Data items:
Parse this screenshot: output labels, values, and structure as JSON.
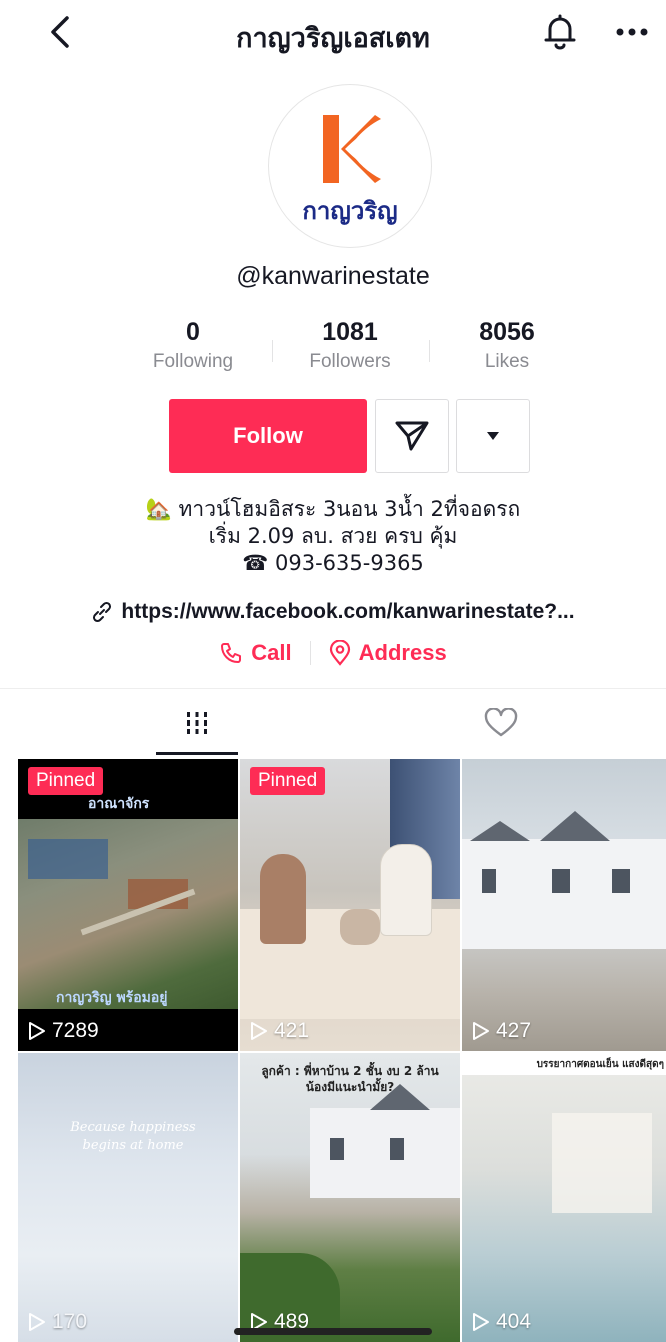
{
  "header": {
    "title": "กาญวริญเอสเตท"
  },
  "profile": {
    "logo_text": "กาญวริญ",
    "username": "@kanwarinestate",
    "stats": [
      {
        "value": "0",
        "label": "Following"
      },
      {
        "value": "1081",
        "label": "Followers"
      },
      {
        "value": "8056",
        "label": "Likes"
      }
    ],
    "follow_label": "Follow",
    "bio_lines": [
      "🏡 ทาวน์โฮมอิสระ 3นอน 3น้ำ 2ที่จอดรถ",
      "เริ่ม 2.09 ลบ. สวย ครบ คุ้ม",
      "☎ 093-635-9365"
    ],
    "link": "https://www.facebook.com/kanwarinestate?...",
    "call_label": "Call",
    "address_label": "Address"
  },
  "videos": [
    {
      "pinned": "Pinned",
      "views": "7289",
      "top_text": "อาณาจักร",
      "bottom_text": "กาญวริญ พร้อมอยู่"
    },
    {
      "pinned": "Pinned",
      "views": "421"
    },
    {
      "views": "427"
    },
    {
      "views": "170",
      "script_text": "Because happiness begins at home"
    },
    {
      "views": "489",
      "top_text": "ลูกค้า : พี่หาบ้าน 2 ชั้น งบ 2 ล้าน น้องมีแนะนำมั้ย?"
    },
    {
      "views": "404",
      "top_text": "บรรยากาศตอนเย็น แสงดีสุดๆ"
    }
  ]
}
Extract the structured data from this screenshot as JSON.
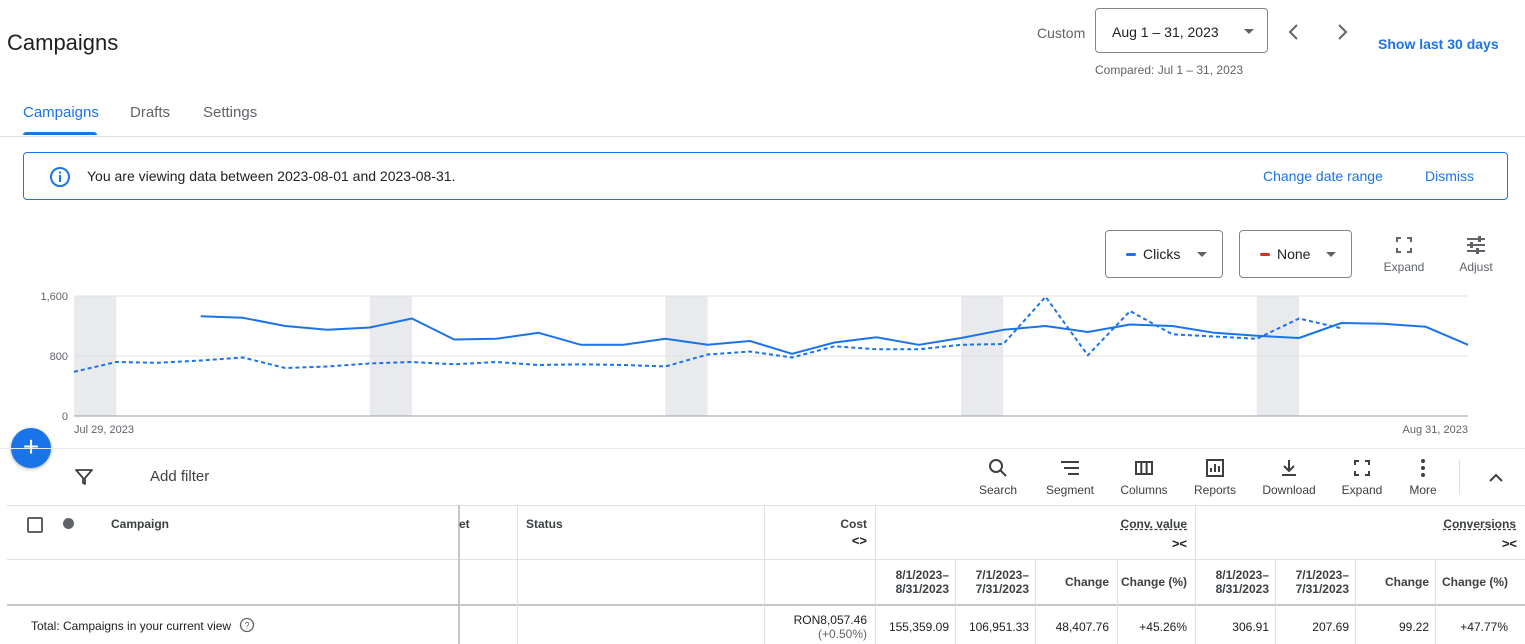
{
  "header": {
    "title": "Campaigns",
    "custom_label": "Custom",
    "date_range": "Aug 1 – 31, 2023",
    "compared": "Compared: Jul 1 – 31, 2023",
    "show_last_30": "Show last 30 days"
  },
  "tabs": [
    {
      "label": "Campaigns",
      "active": true
    },
    {
      "label": "Drafts",
      "active": false
    },
    {
      "label": "Settings",
      "active": false
    }
  ],
  "banner": {
    "message": "You are viewing data between 2023-08-01 and 2023-08-31.",
    "change_link": "Change date range",
    "dismiss_link": "Dismiss"
  },
  "chart_controls": {
    "metric1": "Clicks",
    "metric1_color": "#1a73e8",
    "metric2": "None",
    "metric2_color": "#d93025",
    "expand": "Expand",
    "adjust": "Adjust"
  },
  "chart_data": {
    "type": "line",
    "y_ticks": [
      "1,600",
      "800",
      "0"
    ],
    "ylim": [
      0,
      1600
    ],
    "x_start_label": "Jul 29, 2023",
    "x_end_label": "Aug 31, 2023",
    "grid": true,
    "weekend_shading": [
      [
        0,
        1
      ],
      [
        7,
        8
      ],
      [
        14,
        15
      ],
      [
        21,
        22
      ],
      [
        28,
        29
      ]
    ],
    "series": [
      {
        "style": "solid",
        "color": "#1a73e8",
        "start_index": 3,
        "values": [
          1330,
          1310,
          1200,
          1150,
          1180,
          1300,
          1020,
          1030,
          1110,
          950,
          950,
          1030,
          950,
          1000,
          830,
          980,
          1050,
          950,
          1040,
          1150,
          1200,
          1120,
          1220,
          1200,
          1110,
          1070,
          1040,
          1240,
          1230,
          1190,
          950
        ]
      },
      {
        "style": "dashed",
        "color": "#1a73e8",
        "start_index": 0,
        "values": [
          590,
          720,
          710,
          740,
          780,
          640,
          660,
          700,
          720,
          690,
          720,
          680,
          690,
          680,
          660,
          820,
          860,
          780,
          930,
          890,
          890,
          950,
          960,
          1590,
          810,
          1400,
          1090,
          1060,
          1030,
          1300,
          1170
        ]
      }
    ]
  },
  "toolbar": {
    "add_filter": "Add filter",
    "buttons": [
      "Search",
      "Segment",
      "Columns",
      "Reports",
      "Download",
      "Expand",
      "More"
    ]
  },
  "table": {
    "headers": {
      "campaign": "Campaign",
      "budget_partial": "et",
      "status": "Status",
      "cost": "Cost",
      "conv_value": "Conv. value",
      "conversions": "Conversions"
    },
    "subheaders": {
      "period1": "8/1/2023–\n8/31/2023",
      "period2": "7/1/2023–\n7/31/2023",
      "change": "Change",
      "change_pct": "Change (%)"
    },
    "total_row": {
      "label": "Total: Campaigns in your current view",
      "cost": "RON8,057.46",
      "cost_change": "(+0.50%)",
      "conv_value": [
        "155,359.09",
        "106,951.33",
        "48,407.76",
        "+45.26%"
      ],
      "conversions": [
        "306.91",
        "207.69",
        "99.22",
        "+47.77%"
      ]
    }
  }
}
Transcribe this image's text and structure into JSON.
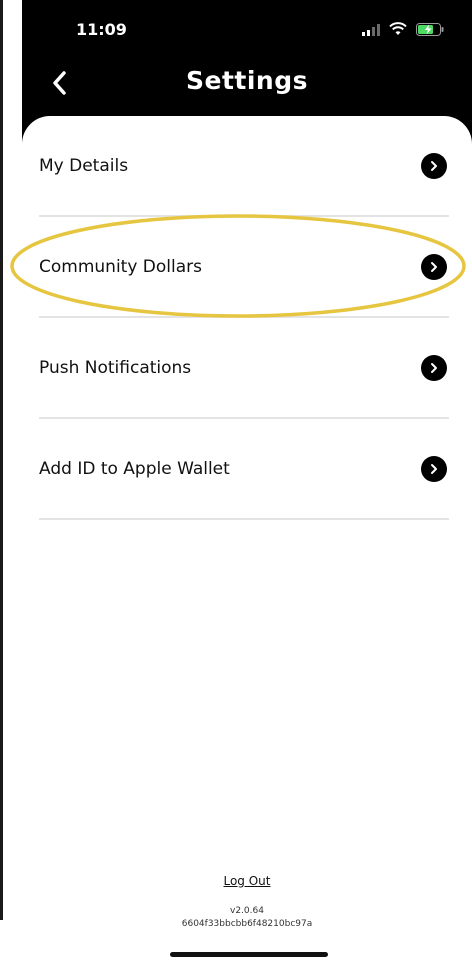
{
  "status_bar": {
    "time": "11:09"
  },
  "header": {
    "title": "Settings",
    "back_icon": "chevron-left-icon"
  },
  "settings": {
    "items": [
      {
        "label": "My Details",
        "icon": "chevron-right-icon"
      },
      {
        "label": "Community Dollars",
        "icon": "chevron-right-icon",
        "highlighted": true
      },
      {
        "label": "Push Notifications",
        "icon": "chevron-right-icon"
      },
      {
        "label": "Add ID to Apple Wallet",
        "icon": "chevron-right-icon"
      }
    ]
  },
  "footer": {
    "logout_label": "Log Out",
    "version": "v2.0.64",
    "build_hash": "6604f33bbcbb6f48210bc97a"
  },
  "colors": {
    "header_bg": "#000000",
    "highlight_ring": "#e6c640",
    "divider": "#e3e3e3"
  }
}
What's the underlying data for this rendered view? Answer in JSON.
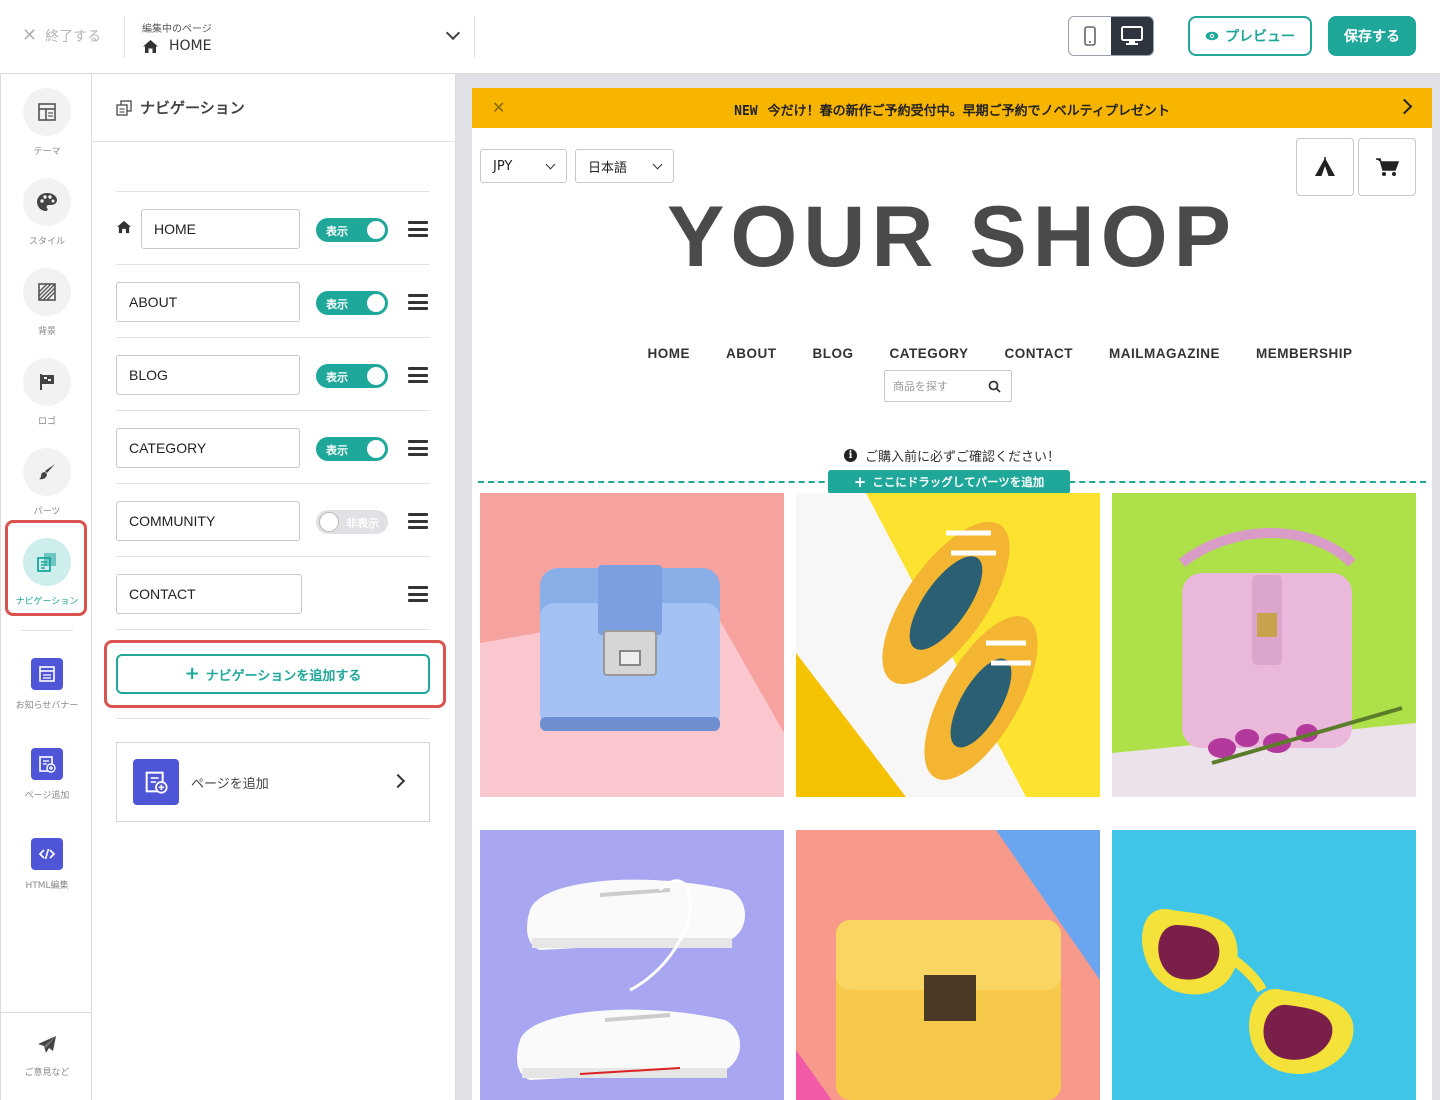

**What is needed:**
Quote every entry exactly, with the pictures omitted.

**Problem solution:**
Parse this screenshot: output labels, values, and structure as JSON.
{
  "header": {
    "title": "กาญวริญเอสเตท"
  },
  "profile": {
    "logo_text": "กาญวริญ",
    "username": "@kanwarinestate",
    "stats": [
      {
        "value": "0",
        "label": "Following"
      },
      {
        "value": "1081",
        "label": "Followers"
      },
      {
        "value": "8056",
        "label": "Likes"
      }
    ],
    "follow_label": "Follow",
    "bio_lines": [
      "🏡 ทาวน์โฮมอิสระ 3นอน 3น้ำ 2ที่จอดรถ",
      "เริ่ม 2.09 ลบ. สวย ครบ คุ้ม",
      "☎ 093-635-9365"
    ],
    "link": "https://www.facebook.com/kanwarinestate?...",
    "call_label": "Call",
    "address_label": "Address"
  },
  "videos": [
    {
      "pinned": "Pinned",
      "views": "7289",
      "top_text": "อาณาจักร",
      "bottom_text": "กาญวริญ พร้อมอยู่"
    },
    {
      "pinned": "Pinned",
      "views": "421"
    },
    {
      "views": "427"
    },
    {
      "views": "170",
      "script_text": "Because happiness begins at home"
    },
    {
      "views": "489",
      "top_text": "ลูกค้า : พี่หาบ้าน 2 ชั้น งบ 2 ล้าน น้องมีแนะนำมั้ย?"
    },
    {
      "views": "404",
      "top_text": "บรรยากาศตอนเย็น แสงดีสุดๆ"
    }
  ]
}
Extract the structured data from this screenshot as JSON.
{
  "header": {
    "title": "Campaigns",
    "custom_label": "Custom",
    "date_range": "Aug 1 – 31, 2023",
    "compared": "Compared: Jul 1 – 31, 2023",
    "show_last_30": "Show last 30 days"
  },
  "tabs": [
    {
      "label": "Campaigns",
      "active": true
    },
    {
      "label": "Drafts",
      "active": false
    },
    {
      "label": "Settings",
      "active": false
    }
  ],
  "banner": {
    "message": "You are viewing data between 2023-08-01 and 2023-08-31.",
    "change_link": "Change date range",
    "dismiss_link": "Dismiss"
  },
  "chart_controls": {
    "metric1": "Clicks",
    "metric1_color": "#1a73e8",
    "metric2": "None",
    "metric2_color": "#d93025",
    "expand": "Expand",
    "adjust": "Adjust"
  },
  "chart_data": {
    "type": "line",
    "y_ticks": [
      "1,600",
      "800",
      "0"
    ],
    "ylim": [
      0,
      1600
    ],
    "x_start_label": "Jul 29, 2023",
    "x_end_label": "Aug 31, 2023",
    "grid": true,
    "weekend_shading": [
      [
        0,
        1
      ],
      [
        7,
        8
      ],
      [
        14,
        15
      ],
      [
        21,
        22
      ],
      [
        28,
        29
      ]
    ],
    "series": [
      {
        "style": "solid",
        "color": "#1a73e8",
        "start_index": 3,
        "values": [
          1330,
          1310,
          1200,
          1150,
          1180,
          1300,
          1020,
          1030,
          1110,
          950,
          950,
          1030,
          950,
          1000,
          830,
          980,
          1050,
          950,
          1040,
          1150,
          1200,
          1120,
          1220,
          1200,
          1110,
          1070,
          1040,
          1240,
          1230,
          1190,
          950
        ]
      },
      {
        "style": "dashed",
        "color": "#1a73e8",
        "start_index": 0,
        "values": [
          590,
          720,
          710,
          740,
          780,
          640,
          660,
          700,
          720,
          690,
          720,
          680,
          690,
          680,
          660,
          820,
          860,
          780,
          930,
          890,
          890,
          950,
          960,
          1590,
          810,
          1400,
          1090,
          1060,
          1030,
          1300,
          1170
        ]
      }
    ]
  },
  "toolbar": {
    "add_filter": "Add filter",
    "buttons": [
      "Search",
      "Segment",
      "Columns",
      "Reports",
      "Download",
      "Expand",
      "More"
    ]
  },
  "table": {
    "headers": {
      "campaign": "Campaign",
      "budget_partial": "et",
      "status": "Status",
      "cost": "Cost",
      "conv_value": "Conv. value",
      "conversions": "Conversions"
    },
    "subheaders": {
      "period1": "8/1/2023–\n8/31/2023",
      "period2": "7/1/2023–\n7/31/2023",
      "change": "Change",
      "change_pct": "Change (%)"
    },
    "total_row": {
      "label": "Total: Campaigns in your current view",
      "cost": "RON8,057.46",
      "cost_change": "(+0.50%)",
      "conv_value": [
        "155,359.09",
        "106,951.33",
        "48,407.76",
        "+45.26%"
      ],
      "conversions": [
        "306.91",
        "207.69",
        "99.22",
        "+47.77%"
      ]
    }
  }
}
Transcribe this image's text and structure into JSON.
{
  "status_bar": {
    "time": "11:09"
  },
  "header": {
    "title": "Settings",
    "back_icon": "chevron-left-icon"
  },
  "settings": {
    "items": [
      {
        "label": "My Details",
        "icon": "chevron-right-icon"
      },
      {
        "label": "Community Dollars",
        "icon": "chevron-right-icon",
        "highlighted": true
      },
      {
        "label": "Push Notifications",
        "icon": "chevron-right-icon"
      },
      {
        "label": "Add ID to Apple Wallet",
        "icon": "chevron-right-icon"
      }
    ]
  },
  "footer": {
    "logout_label": "Log Out",
    "version": "v2.0.64",
    "build_hash": "6604f33bbcbb6f48210bc97a"
  },
  "colors": {
    "header_bg": "#000000",
    "highlight_ring": "#e6c640",
    "divider": "#e3e3e3"
  }
}
What's the underlying data for this rendered view? Answer in JSON.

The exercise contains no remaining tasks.